Look at each line of the records and count those with "xlabel" in them. Please answer with the count alone.
── SUPPLIED INFORMATION
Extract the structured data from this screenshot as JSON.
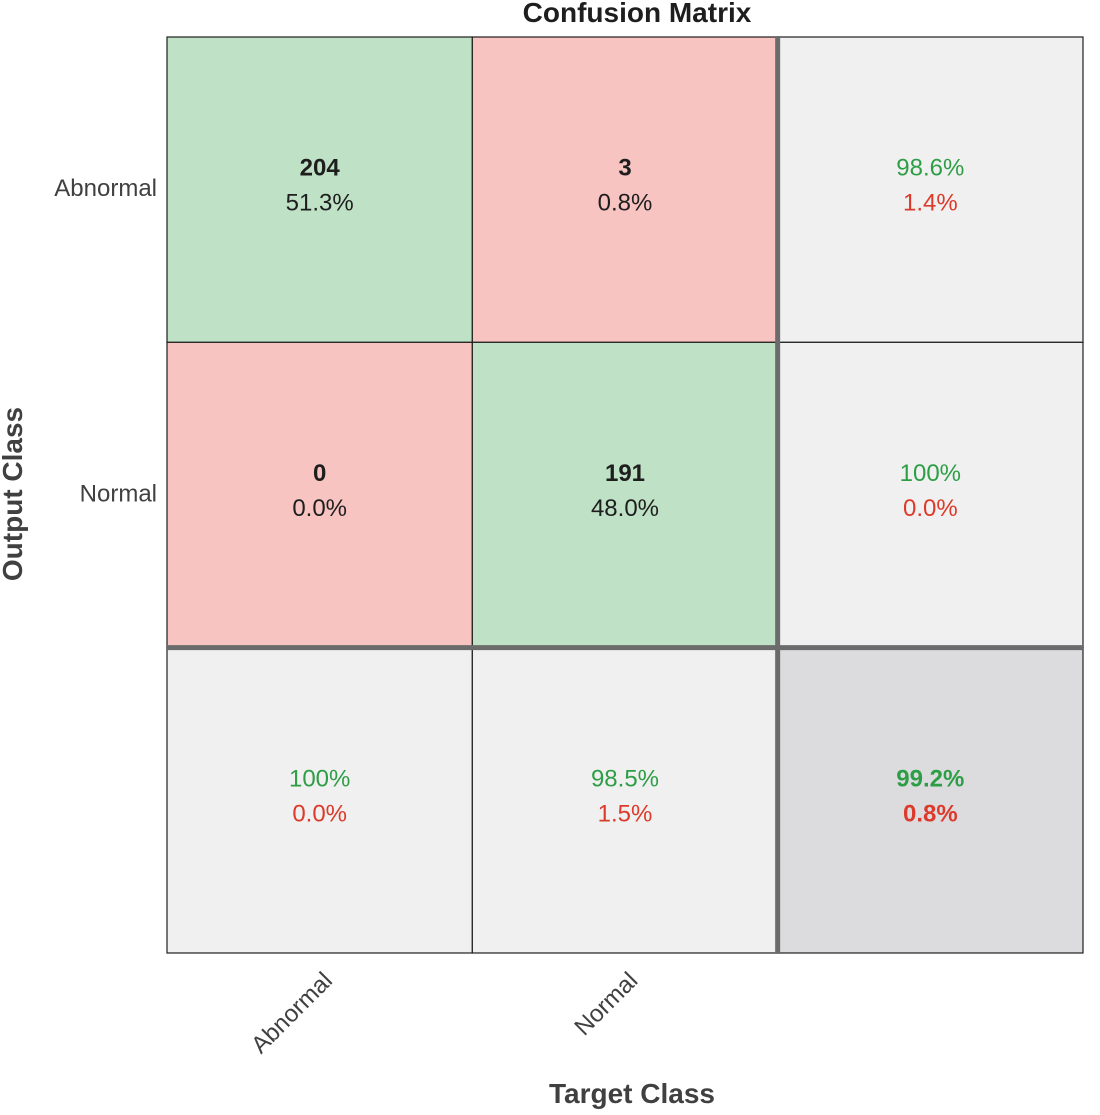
{
  "chart_data": {
    "type": "heatmap",
    "title": "Confusion Matrix",
    "xlabel": "Target Class",
    "ylabel": "Output Class",
    "classes": [
      "Abnormal",
      "Normal"
    ],
    "counts": [
      [
        204,
        3
      ],
      [
        0,
        191
      ]
    ],
    "cell_percent": [
      [
        "51.3%",
        "0.8%"
      ],
      [
        "0.0%",
        "48.0%"
      ]
    ],
    "row_summary": [
      {
        "correct": "98.6%",
        "incorrect": "1.4%"
      },
      {
        "correct": "100%",
        "incorrect": "0.0%"
      }
    ],
    "col_summary": [
      {
        "correct": "100%",
        "incorrect": "0.0%"
      },
      {
        "correct": "98.5%",
        "incorrect": "1.5%"
      }
    ],
    "overall": {
      "correct": "99.2%",
      "incorrect": "0.8%"
    },
    "colors": {
      "correct_fill": "#bfe1c5",
      "incorrect_fill": "#f8c4c1",
      "summary_fill": "#f0f0f0",
      "overall_fill": "#dcdcde",
      "correct_text": "#2e9e46",
      "incorrect_text": "#dc3a2a",
      "value_text": "#1e1e1e",
      "label_text": "#404040",
      "divider": "#6b6b6b"
    }
  }
}
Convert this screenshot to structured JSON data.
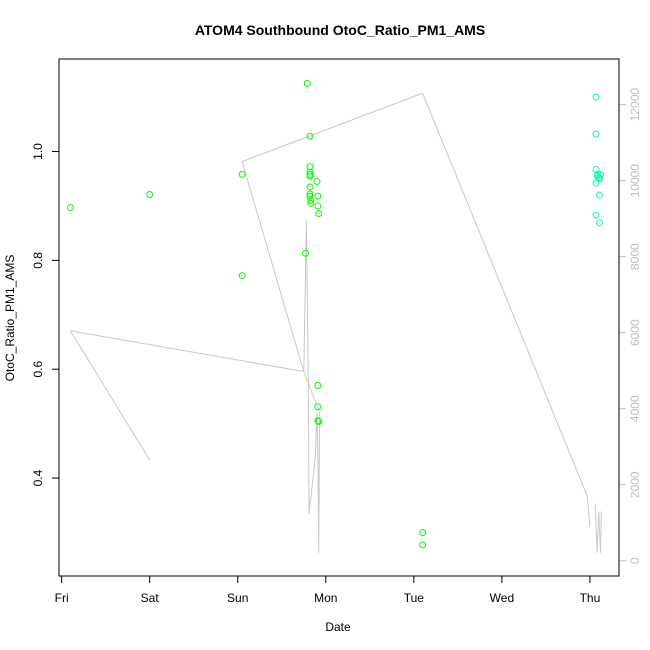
{
  "chart_data": {
    "type": "scatter",
    "title": "ATOM4 Southbound OtoC_Ratio_PM1_AMS",
    "xlabel": "Date",
    "ylabel": "OtoC_Ratio_PM1_AMS",
    "x_ticks": [
      "Fri",
      "Sat",
      "Sun",
      "Mon",
      "Tue",
      "Wed",
      "Thu"
    ],
    "xlim": [
      -0.03,
      6.33
    ],
    "y_ticks": [
      0.4,
      0.6,
      0.8,
      1.0
    ],
    "ylim": [
      0.22,
      1.17
    ],
    "y2_ticks": [
      0,
      2000,
      4000,
      6000,
      8000,
      10000,
      12000
    ],
    "y2lim": [
      -400,
      13200
    ],
    "grid": false,
    "series": [
      {
        "color": "#00ff00",
        "marker": "open-circle",
        "axis": "left",
        "points": [
          {
            "x": 0.1,
            "y": 0.897
          },
          {
            "x": 1.0,
            "y": 0.921
          },
          {
            "x": 2.05,
            "y": 0.958
          },
          {
            "x": 2.05,
            "y": 0.772
          },
          {
            "x": 2.77,
            "y": 0.813
          },
          {
            "x": 2.79,
            "y": 1.125
          },
          {
            "x": 2.82,
            "y": 1.028
          },
          {
            "x": 2.82,
            "y": 0.972
          },
          {
            "x": 2.82,
            "y": 0.962
          },
          {
            "x": 2.82,
            "y": 0.958
          },
          {
            "x": 2.82,
            "y": 0.955
          },
          {
            "x": 2.82,
            "y": 0.935
          },
          {
            "x": 2.82,
            "y": 0.922
          },
          {
            "x": 2.82,
            "y": 0.918
          },
          {
            "x": 2.83,
            "y": 0.91
          },
          {
            "x": 2.83,
            "y": 0.905
          },
          {
            "x": 2.9,
            "y": 0.945
          },
          {
            "x": 2.91,
            "y": 0.918
          },
          {
            "x": 2.91,
            "y": 0.9
          },
          {
            "x": 2.92,
            "y": 0.886
          },
          {
            "x": 2.91,
            "y": 0.57
          },
          {
            "x": 2.91,
            "y": 0.531
          },
          {
            "x": 2.91,
            "y": 0.505
          },
          {
            "x": 2.92,
            "y": 0.504
          },
          {
            "x": 4.1,
            "y": 0.3
          },
          {
            "x": 4.1,
            "y": 0.277
          }
        ]
      },
      {
        "color": "#00ffa0",
        "marker": "open-circle",
        "axis": "left",
        "points": [
          {
            "x": 6.07,
            "y": 1.1
          },
          {
            "x": 6.07,
            "y": 1.032
          },
          {
            "x": 6.07,
            "y": 0.967
          },
          {
            "x": 6.09,
            "y": 0.958
          },
          {
            "x": 6.12,
            "y": 0.958
          },
          {
            "x": 6.08,
            "y": 0.955
          },
          {
            "x": 6.1,
            "y": 0.952
          },
          {
            "x": 6.11,
            "y": 0.95
          },
          {
            "x": 6.07,
            "y": 0.942
          },
          {
            "x": 6.11,
            "y": 0.92
          },
          {
            "x": 6.07,
            "y": 0.883
          },
          {
            "x": 6.11,
            "y": 0.869
          }
        ]
      },
      {
        "color": "#c8c8c8",
        "marker": "line",
        "axis": "right",
        "segments": [
          [
            [
              0.1,
              6050
            ],
            [
              1.0,
              2650
            ]
          ],
          [
            [
              0.1,
              6050
            ],
            [
              2.75,
              4980
            ],
            [
              2.78,
              8950
            ],
            [
              2.8,
              4980
            ],
            [
              2.81,
              1240
            ],
            [
              2.88,
              2700
            ],
            [
              2.9,
              3900
            ],
            [
              2.91,
              2700
            ],
            [
              2.92,
              210
            ],
            [
              2.93,
              3900
            ],
            [
              2.75,
              4980
            ],
            [
              2.05,
              10500
            ],
            [
              4.1,
              12300
            ],
            [
              5.97,
              1700
            ],
            [
              6.0,
              900
            ]
          ],
          [
            [
              6.06,
              1500
            ],
            [
              6.08,
              210
            ],
            [
              6.1,
              1300
            ],
            [
              6.12,
              210
            ],
            [
              6.13,
              1300
            ]
          ]
        ]
      }
    ]
  }
}
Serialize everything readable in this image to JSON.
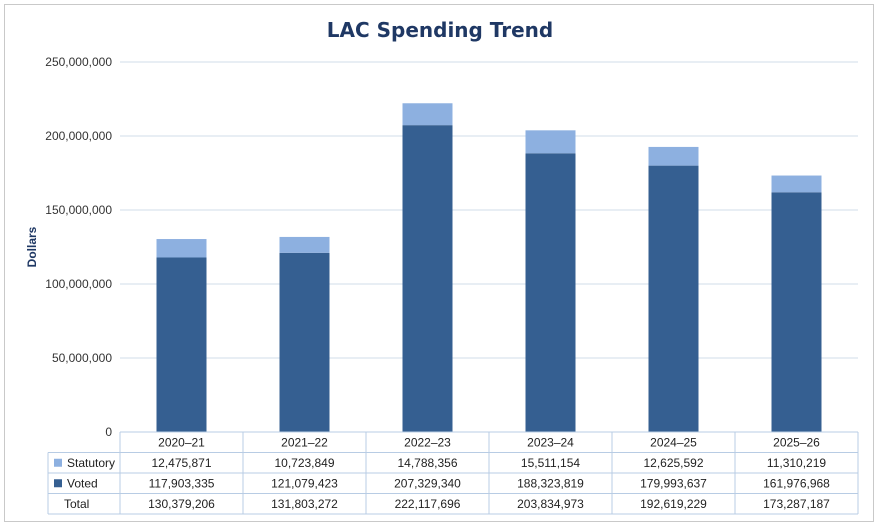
{
  "chart_data": {
    "type": "bar",
    "stacked": true,
    "title": "LAC Spending Trend",
    "ylabel": "Dollars",
    "xlabel": "",
    "ylim": [
      0,
      250000000
    ],
    "yticks": [
      "0",
      "50,000,000",
      "100,000,000",
      "150,000,000",
      "200,000,000",
      "250,000,000"
    ],
    "ytick_values": [
      0,
      50000000,
      100000000,
      150000000,
      200000000,
      250000000
    ],
    "grid": true,
    "categories": [
      "2020–21",
      "2021–22",
      "2022–23",
      "2023–24",
      "2024–25",
      "2025–26"
    ],
    "series": [
      {
        "name": "Voted",
        "color": "#355f91",
        "values": [
          117903335,
          121079423,
          207329340,
          188323819,
          179993637,
          161976968
        ],
        "labels": [
          "117,903,335",
          "121,079,423",
          "207,329,340",
          "188,323,819",
          "179,993,637",
          "161,976,968"
        ]
      },
      {
        "name": "Statutory",
        "color": "#8db0e0",
        "values": [
          12475871,
          10723849,
          14788356,
          15511154,
          12625592,
          11310219
        ],
        "labels": [
          "12,475,871",
          "10,723,849",
          "14,788,356",
          "15,511,154",
          "12,625,592",
          "11,310,219"
        ]
      }
    ],
    "data_table": {
      "row_order": [
        "Statutory",
        "Voted",
        "Total"
      ],
      "total_label": "Total",
      "totals": [
        130379206,
        131803272,
        222117696,
        203834973,
        192619229,
        173287187
      ],
      "total_labels": [
        "130,379,206",
        "131,803,272",
        "222,117,696",
        "203,834,973",
        "192,619,229",
        "173,287,187"
      ]
    }
  }
}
────
_OUTPUT OF THE EXERCISE_:
3